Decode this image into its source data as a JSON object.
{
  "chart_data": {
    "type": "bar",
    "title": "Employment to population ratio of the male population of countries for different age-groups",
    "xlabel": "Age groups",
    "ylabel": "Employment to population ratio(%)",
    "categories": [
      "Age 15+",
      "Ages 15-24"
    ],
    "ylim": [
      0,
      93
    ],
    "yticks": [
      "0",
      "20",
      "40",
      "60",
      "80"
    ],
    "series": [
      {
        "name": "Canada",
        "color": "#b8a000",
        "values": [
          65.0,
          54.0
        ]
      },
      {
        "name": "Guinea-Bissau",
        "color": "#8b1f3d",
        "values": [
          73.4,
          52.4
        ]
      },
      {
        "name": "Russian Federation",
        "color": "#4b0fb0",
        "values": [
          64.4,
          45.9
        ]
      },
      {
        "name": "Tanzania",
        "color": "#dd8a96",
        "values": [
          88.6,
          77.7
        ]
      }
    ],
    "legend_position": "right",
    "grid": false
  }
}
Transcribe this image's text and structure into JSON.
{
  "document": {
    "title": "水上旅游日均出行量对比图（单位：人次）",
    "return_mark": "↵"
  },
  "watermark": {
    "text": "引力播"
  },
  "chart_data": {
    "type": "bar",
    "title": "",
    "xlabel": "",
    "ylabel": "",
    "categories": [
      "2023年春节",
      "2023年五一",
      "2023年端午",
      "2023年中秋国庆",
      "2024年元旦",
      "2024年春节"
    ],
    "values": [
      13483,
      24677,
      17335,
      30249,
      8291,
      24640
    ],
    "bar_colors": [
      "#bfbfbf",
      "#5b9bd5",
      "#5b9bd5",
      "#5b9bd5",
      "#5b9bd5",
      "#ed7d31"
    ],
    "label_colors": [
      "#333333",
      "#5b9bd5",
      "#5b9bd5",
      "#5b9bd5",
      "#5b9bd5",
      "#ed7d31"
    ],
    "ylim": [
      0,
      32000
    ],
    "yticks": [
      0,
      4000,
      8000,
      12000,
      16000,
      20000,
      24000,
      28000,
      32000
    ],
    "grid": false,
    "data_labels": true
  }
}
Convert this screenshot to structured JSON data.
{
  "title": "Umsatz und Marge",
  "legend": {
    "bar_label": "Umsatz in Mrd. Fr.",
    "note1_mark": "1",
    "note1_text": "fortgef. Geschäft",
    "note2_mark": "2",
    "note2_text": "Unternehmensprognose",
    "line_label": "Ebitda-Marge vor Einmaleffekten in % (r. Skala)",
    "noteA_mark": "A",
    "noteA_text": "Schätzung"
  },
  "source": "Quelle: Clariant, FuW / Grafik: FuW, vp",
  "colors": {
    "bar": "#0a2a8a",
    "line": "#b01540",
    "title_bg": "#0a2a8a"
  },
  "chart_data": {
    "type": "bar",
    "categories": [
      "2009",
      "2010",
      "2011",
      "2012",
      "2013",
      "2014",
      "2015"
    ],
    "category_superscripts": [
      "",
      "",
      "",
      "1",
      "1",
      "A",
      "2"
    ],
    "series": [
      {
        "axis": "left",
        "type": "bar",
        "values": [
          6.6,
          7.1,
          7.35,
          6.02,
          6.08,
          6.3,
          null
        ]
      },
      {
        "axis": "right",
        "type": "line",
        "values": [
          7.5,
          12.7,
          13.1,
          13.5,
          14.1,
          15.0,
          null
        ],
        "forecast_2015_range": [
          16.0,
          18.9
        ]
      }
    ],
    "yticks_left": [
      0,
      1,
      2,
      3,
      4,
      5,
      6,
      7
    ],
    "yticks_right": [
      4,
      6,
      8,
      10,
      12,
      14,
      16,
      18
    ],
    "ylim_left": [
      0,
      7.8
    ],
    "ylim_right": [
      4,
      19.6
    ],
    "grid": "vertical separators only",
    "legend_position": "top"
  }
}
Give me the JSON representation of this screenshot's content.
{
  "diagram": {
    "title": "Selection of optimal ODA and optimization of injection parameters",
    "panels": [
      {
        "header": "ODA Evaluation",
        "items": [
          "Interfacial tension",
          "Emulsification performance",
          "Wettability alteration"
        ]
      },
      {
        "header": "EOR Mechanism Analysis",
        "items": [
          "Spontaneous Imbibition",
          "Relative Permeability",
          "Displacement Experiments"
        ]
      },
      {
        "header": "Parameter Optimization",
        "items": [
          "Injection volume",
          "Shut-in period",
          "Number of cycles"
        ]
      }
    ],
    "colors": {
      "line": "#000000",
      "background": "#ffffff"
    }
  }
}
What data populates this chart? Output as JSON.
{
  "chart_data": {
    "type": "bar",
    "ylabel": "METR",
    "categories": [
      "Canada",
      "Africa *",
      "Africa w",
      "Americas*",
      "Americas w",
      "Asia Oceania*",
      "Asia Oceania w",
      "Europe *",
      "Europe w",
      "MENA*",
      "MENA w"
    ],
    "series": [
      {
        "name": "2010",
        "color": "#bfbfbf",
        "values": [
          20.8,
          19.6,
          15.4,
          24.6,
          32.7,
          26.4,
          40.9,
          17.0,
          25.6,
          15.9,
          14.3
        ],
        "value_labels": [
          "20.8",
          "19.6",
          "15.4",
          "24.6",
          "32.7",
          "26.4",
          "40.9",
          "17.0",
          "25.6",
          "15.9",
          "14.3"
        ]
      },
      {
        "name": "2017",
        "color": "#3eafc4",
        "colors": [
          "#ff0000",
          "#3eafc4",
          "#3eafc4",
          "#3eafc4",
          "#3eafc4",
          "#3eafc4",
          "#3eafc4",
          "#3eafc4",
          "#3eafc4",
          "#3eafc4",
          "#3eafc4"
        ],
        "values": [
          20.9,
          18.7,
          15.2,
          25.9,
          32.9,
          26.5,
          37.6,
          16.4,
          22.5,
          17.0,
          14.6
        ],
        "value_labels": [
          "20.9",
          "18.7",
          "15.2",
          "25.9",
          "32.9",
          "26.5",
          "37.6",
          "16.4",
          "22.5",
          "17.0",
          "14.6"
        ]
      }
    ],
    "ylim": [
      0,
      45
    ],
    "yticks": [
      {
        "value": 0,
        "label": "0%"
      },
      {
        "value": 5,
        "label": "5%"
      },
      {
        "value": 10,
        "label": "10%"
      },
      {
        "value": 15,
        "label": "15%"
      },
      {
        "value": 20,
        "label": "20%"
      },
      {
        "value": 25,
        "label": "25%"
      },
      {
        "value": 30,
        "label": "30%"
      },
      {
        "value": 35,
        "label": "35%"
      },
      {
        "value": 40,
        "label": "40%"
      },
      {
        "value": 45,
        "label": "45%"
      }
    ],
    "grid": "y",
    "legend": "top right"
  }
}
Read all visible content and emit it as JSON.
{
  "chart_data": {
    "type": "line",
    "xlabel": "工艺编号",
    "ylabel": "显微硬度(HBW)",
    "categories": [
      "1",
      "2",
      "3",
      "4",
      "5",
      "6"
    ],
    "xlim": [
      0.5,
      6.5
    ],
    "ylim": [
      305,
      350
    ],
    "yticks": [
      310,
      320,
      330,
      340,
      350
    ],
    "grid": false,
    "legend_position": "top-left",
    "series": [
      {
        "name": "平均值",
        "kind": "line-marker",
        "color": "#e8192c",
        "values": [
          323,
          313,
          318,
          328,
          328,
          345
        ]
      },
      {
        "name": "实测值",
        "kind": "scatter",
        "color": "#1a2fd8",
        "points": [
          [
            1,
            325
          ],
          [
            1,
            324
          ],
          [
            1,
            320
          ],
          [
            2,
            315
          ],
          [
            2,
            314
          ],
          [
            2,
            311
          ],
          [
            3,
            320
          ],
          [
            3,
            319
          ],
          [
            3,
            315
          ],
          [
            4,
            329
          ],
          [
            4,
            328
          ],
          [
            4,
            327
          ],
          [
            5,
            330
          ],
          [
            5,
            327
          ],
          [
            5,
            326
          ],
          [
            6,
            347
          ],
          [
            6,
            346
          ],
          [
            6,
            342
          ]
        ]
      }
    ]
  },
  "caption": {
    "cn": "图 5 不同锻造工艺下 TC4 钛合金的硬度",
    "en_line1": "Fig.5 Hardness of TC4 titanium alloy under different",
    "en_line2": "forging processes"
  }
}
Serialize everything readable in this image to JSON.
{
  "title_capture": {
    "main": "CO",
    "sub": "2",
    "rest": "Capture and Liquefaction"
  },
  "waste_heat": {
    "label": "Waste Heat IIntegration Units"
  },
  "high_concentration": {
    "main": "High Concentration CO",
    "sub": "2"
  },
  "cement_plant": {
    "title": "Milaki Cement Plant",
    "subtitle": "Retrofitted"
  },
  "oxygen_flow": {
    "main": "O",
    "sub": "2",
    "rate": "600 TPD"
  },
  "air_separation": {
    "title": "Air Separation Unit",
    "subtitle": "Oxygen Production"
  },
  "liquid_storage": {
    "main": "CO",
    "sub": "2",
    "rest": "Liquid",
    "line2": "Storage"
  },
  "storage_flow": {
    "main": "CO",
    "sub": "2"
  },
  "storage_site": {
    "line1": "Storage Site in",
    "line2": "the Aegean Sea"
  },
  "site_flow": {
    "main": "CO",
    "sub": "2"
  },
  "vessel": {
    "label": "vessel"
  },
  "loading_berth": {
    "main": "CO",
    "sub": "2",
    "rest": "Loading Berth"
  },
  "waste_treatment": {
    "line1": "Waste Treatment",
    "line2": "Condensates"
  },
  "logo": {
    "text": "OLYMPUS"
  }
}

-*-*-

## [TASK BRIEF]
Filter the listing for the word "screenshot" and copy every line that holds it.

## [ANSWER FOR THIS EXERCISE]
Convert this screenshot to structured JSON data.
Give me the JSON representation of this screenshot's content.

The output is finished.